EXERCISE TASK =>
Using the listing below, select the lines with the word "京台高速公路" and copy them.

====== LISTED ENTRIES ======

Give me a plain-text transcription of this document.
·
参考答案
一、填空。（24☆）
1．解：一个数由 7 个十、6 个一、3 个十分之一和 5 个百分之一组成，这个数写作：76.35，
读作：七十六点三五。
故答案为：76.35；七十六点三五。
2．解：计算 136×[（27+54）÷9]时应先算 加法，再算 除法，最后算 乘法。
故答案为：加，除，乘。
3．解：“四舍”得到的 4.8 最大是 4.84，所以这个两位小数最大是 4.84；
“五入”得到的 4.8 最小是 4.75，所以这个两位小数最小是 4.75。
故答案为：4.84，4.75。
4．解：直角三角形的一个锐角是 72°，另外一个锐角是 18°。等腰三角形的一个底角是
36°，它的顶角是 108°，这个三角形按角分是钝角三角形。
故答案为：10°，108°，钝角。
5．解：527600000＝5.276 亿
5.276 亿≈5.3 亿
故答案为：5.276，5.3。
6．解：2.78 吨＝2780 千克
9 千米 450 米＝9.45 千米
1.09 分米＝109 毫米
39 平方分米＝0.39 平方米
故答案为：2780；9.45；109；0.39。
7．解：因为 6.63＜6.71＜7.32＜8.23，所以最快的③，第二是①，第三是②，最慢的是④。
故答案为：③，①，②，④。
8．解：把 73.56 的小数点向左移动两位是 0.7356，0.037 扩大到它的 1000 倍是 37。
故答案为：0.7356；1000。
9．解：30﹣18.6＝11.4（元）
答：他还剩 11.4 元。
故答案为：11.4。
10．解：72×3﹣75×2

======
====== LISTED ENTRIES ======

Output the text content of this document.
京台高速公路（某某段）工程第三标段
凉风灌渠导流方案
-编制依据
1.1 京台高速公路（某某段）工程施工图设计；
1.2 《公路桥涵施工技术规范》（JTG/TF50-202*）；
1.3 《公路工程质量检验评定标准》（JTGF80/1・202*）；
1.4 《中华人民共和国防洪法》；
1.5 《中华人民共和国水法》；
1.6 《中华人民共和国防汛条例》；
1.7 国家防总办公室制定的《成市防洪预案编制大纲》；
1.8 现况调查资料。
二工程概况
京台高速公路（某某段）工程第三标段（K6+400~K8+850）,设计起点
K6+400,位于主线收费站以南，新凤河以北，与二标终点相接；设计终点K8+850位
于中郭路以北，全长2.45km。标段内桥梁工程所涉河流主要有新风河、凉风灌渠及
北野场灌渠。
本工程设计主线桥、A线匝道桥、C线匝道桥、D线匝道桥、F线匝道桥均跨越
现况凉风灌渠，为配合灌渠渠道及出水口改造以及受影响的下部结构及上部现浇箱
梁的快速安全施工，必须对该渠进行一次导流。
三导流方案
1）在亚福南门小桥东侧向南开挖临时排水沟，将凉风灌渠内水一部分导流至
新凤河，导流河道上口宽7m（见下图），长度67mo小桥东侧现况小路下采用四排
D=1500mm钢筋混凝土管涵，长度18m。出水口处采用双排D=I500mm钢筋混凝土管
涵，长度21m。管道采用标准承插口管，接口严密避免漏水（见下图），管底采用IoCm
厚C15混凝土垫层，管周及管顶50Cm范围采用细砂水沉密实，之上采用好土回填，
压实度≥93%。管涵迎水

======

ANSWER IN FULL =>
京台高速公路（某某段）工程第三标段
1.1 京台高速公路（某某段）工程施工图设计；
京台高速公路（某某段）工程第三标段（K6+400~K8+850）,设计起点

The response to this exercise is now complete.